Stored data entries
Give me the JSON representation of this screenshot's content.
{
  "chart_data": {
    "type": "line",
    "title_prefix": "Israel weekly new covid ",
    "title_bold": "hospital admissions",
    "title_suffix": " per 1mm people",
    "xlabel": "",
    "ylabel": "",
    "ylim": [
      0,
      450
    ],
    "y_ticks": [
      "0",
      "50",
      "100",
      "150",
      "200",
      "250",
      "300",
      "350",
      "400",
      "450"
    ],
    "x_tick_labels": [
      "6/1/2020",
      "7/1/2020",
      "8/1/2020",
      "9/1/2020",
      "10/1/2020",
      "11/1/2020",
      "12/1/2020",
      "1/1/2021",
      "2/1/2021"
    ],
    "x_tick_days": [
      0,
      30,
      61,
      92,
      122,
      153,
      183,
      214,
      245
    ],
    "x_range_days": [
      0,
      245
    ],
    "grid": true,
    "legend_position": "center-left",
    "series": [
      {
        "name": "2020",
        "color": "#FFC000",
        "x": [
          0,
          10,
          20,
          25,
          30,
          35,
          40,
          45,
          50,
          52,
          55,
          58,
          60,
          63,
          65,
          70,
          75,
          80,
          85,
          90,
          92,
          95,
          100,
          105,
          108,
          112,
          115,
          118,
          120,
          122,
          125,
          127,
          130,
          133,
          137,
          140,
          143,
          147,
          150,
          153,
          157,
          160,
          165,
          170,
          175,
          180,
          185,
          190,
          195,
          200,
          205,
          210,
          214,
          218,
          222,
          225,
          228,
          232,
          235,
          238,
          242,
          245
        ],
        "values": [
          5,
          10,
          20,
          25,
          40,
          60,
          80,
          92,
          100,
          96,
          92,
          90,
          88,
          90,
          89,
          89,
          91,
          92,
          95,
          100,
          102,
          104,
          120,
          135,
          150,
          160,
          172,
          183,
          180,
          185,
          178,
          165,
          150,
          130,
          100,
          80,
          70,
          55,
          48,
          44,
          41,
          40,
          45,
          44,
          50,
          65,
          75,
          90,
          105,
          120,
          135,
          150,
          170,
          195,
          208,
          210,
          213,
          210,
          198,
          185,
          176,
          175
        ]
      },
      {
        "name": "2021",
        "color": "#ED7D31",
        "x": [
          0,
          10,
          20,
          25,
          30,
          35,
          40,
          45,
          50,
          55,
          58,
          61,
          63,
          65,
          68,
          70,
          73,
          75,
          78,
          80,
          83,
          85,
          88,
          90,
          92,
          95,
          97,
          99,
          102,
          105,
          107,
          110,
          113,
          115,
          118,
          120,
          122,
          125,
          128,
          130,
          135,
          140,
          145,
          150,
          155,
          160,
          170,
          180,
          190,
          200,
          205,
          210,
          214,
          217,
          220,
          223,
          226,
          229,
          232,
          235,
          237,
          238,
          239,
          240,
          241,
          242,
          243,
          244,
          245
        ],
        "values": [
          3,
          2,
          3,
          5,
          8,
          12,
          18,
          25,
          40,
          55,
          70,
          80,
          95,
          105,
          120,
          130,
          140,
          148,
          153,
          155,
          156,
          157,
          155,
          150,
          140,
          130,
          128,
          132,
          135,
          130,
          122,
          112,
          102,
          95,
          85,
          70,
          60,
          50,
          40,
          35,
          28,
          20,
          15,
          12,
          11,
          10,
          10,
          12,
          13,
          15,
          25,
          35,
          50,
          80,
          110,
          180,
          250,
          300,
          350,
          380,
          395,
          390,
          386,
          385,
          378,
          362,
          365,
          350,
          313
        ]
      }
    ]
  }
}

YOUR TASK
Repeat the records above exactly.

EXERCISE OUTPUT
Give me the JSON representation of this screenshot's content.
{
  "chart_data": {
    "type": "line",
    "title_prefix": "Israel weekly new covid ",
    "title_bold": "hospital admissions",
    "title_suffix": " per 1mm people",
    "xlabel": "",
    "ylabel": "",
    "ylim": [
      0,
      450
    ],
    "y_ticks": [
      "0",
      "50",
      "100",
      "150",
      "200",
      "250",
      "300",
      "350",
      "400",
      "450"
    ],
    "x_tick_labels": [
      "6/1/2020",
      "7/1/2020",
      "8/1/2020",
      "9/1/2020",
      "10/1/2020",
      "11/1/2020",
      "12/1/2020",
      "1/1/2021",
      "2/1/2021"
    ],
    "x_tick_days": [
      0,
      30,
      61,
      92,
      122,
      153,
      183,
      214,
      245
    ],
    "x_range_days": [
      0,
      245
    ],
    "grid": true,
    "legend_position": "center-left",
    "series": [
      {
        "name": "2020",
        "color": "#FFC000",
        "x": [
          0,
          10,
          20,
          25,
          30,
          35,
          40,
          45,
          50,
          52,
          55,
          58,
          60,
          63,
          65,
          70,
          75,
          80,
          85,
          90,
          92,
          95,
          100,
          105,
          108,
          112,
          115,
          118,
          120,
          122,
          125,
          127,
          130,
          133,
          137,
          140,
          143,
          147,
          150,
          153,
          157,
          160,
          165,
          170,
          175,
          180,
          185,
          190,
          195,
          200,
          205,
          210,
          214,
          218,
          222,
          225,
          228,
          232,
          235,
          238,
          242,
          245
        ],
        "values": [
          5,
          10,
          20,
          25,
          40,
          60,
          80,
          92,
          100,
          96,
          92,
          90,
          88,
          90,
          89,
          89,
          91,
          92,
          95,
          100,
          102,
          104,
          120,
          135,
          150,
          160,
          172,
          183,
          180,
          185,
          178,
          165,
          150,
          130,
          100,
          80,
          70,
          55,
          48,
          44,
          41,
          40,
          45,
          44,
          50,
          65,
          75,
          90,
          105,
          120,
          135,
          150,
          170,
          195,
          208,
          210,
          213,
          210,
          198,
          185,
          176,
          175
        ]
      },
      {
        "name": "2021",
        "color": "#ED7D31",
        "x": [
          0,
          10,
          20,
          25,
          30,
          35,
          40,
          45,
          50,
          55,
          58,
          61,
          63,
          65,
          68,
          70,
          73,
          75,
          78,
          80,
          83,
          85,
          88,
          90,
          92,
          95,
          97,
          99,
          102,
          105,
          107,
          110,
          113,
          115,
          118,
          120,
          122,
          125,
          128,
          130,
          135,
          140,
          145,
          150,
          155,
          160,
          170,
          180,
          190,
          200,
          205,
          210,
          214,
          217,
          220,
          223,
          226,
          229,
          232,
          235,
          237,
          238,
          239,
          240,
          241,
          242,
          243,
          244,
          245
        ],
        "values": [
          3,
          2,
          3,
          5,
          8,
          12,
          18,
          25,
          40,
          55,
          70,
          80,
          95,
          105,
          120,
          130,
          140,
          148,
          153,
          155,
          156,
          157,
          155,
          150,
          140,
          130,
          128,
          132,
          135,
          130,
          122,
          112,
          102,
          95,
          85,
          70,
          60,
          50,
          40,
          35,
          28,
          20,
          15,
          12,
          11,
          10,
          10,
          12,
          13,
          15,
          25,
          35,
          50,
          80,
          110,
          180,
          250,
          300,
          350,
          380,
          395,
          390,
          386,
          385,
          378,
          362,
          365,
          350,
          313
        ]
      }
    ]
  }
}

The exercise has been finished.